REQUEST
Print the whole listing exactly.

** start of EXERCISE DATA **

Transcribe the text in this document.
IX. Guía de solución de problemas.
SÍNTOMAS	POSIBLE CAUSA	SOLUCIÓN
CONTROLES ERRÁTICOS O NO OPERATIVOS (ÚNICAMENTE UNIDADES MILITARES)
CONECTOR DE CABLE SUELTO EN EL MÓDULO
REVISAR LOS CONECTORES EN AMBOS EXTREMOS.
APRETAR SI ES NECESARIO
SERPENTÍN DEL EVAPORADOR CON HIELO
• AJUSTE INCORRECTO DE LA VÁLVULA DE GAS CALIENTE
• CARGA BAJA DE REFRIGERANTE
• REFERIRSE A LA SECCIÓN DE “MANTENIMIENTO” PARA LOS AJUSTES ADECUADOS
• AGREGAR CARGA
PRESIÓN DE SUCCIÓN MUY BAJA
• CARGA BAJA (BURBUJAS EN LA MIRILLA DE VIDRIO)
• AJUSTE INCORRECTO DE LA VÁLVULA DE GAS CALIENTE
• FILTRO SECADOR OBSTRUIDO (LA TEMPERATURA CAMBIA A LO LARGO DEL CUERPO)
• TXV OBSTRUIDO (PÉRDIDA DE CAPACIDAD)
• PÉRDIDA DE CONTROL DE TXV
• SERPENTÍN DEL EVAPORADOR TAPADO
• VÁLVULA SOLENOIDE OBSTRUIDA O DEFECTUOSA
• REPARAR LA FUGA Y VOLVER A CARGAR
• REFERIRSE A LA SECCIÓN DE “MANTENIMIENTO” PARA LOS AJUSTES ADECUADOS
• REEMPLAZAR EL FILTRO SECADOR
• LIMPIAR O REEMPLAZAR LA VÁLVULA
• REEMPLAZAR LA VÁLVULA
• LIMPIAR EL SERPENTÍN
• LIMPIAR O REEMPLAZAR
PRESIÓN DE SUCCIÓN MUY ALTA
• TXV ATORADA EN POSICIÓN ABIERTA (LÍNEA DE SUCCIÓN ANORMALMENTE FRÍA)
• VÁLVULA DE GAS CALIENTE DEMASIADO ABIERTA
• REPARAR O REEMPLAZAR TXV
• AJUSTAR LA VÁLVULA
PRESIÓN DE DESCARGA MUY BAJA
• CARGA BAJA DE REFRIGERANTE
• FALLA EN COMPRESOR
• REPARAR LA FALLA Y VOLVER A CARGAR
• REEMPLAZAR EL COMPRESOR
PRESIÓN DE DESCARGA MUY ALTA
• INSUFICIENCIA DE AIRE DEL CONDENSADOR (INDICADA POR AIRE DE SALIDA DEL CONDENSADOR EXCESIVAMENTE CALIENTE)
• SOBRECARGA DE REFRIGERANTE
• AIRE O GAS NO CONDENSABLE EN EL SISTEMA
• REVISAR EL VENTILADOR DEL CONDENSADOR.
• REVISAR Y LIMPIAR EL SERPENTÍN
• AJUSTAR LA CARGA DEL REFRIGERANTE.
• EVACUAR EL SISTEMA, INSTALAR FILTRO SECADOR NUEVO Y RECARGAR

** end of EXERCISE DATA **

CORRECT RESULT
Transcribe the text in this document.
IX. Guía de solución de problemas.
SÍNTOMAS	POSIBLE CAUSA	SOLUCIÓN
CONTROLES ERRÁTICOS O NO OPERATIVOS (ÚNICAMENTE UNIDADES MILITARES)
CONECTOR DE CABLE SUELTO EN EL MÓDULO
REVISAR LOS CONECTORES EN AMBOS EXTREMOS.
APRETAR SI ES NECESARIO
SERPENTÍN DEL EVAPORADOR CON HIELO
• AJUSTE INCORRECTO DE LA VÁLVULA DE GAS CALIENTE
• CARGA BAJA DE REFRIGERANTE
• REFERIRSE A LA SECCIÓN DE “MANTENIMIENTO” PARA LOS AJUSTES ADECUADOS
• AGREGAR CARGA
PRESIÓN DE SUCCIÓN MUY BAJA
• CARGA BAJA (BURBUJAS EN LA MIRILLA DE VIDRIO)
• AJUSTE INCORRECTO DE LA VÁLVULA DE GAS CALIENTE
• FILTRO SECADOR OBSTRUIDO (LA TEMPERATURA CAMBIA A LO LARGO DEL CUERPO)
• TXV OBSTRUIDO (PÉRDIDA DE CAPACIDAD)
• PÉRDIDA DE CONTROL DE TXV
• SERPENTÍN DEL EVAPORADOR TAPADO
• VÁLVULA SOLENOIDE OBSTRUIDA O DEFECTUOSA
• REPARAR LA FUGA Y VOLVER A CARGAR
• REFERIRSE A LA SECCIÓN DE “MANTENIMIENTO” PARA LOS AJUSTES ADECUADOS
• REEMPLAZAR EL FILTRO SECADOR
• LIMPIAR O REEMPLAZAR LA VÁLVULA
• REEMPLAZAR LA VÁLVULA
• LIMPIAR EL SERPENTÍN
• LIMPIAR O REEMPLAZAR
PRESIÓN DE SUCCIÓN MUY ALTA
• TXV ATORADA EN POSICIÓN ABIERTA (LÍNEA DE SUCCIÓN ANORMALMENTE FRÍA)
• VÁLVULA DE GAS CALIENTE DEMASIADO ABIERTA
• REPARAR O REEMPLAZAR TXV
• AJUSTAR LA VÁLVULA
PRESIÓN DE DESCARGA MUY BAJA
• CARGA BAJA DE REFRIGERANTE
• FALLA EN COMPRESOR
• REPARAR LA FALLA Y VOLVER A CARGAR
• REEMPLAZAR EL COMPRESOR
PRESIÓN DE DESCARGA MUY ALTA
• INSUFICIENCIA DE AIRE DEL CONDENSADOR (INDICADA POR AIRE DE SALIDA DEL CONDENSADOR EXCESIVAMENTE CALIENTE)
• SOBRECARGA DE REFRIGERANTE
• AIRE O GAS NO CONDENSABLE EN EL SISTEMA
• REVISAR EL VENTILADOR DEL CONDENSADOR.
• REVISAR Y LIMPIAR EL SERPENTÍN
• AJUSTAR LA CARGA DEL REFRIGERANTE.
• EVACUAR EL SISTEMA, INSTALAR FILTRO SECADOR NUEVO Y RECARGAR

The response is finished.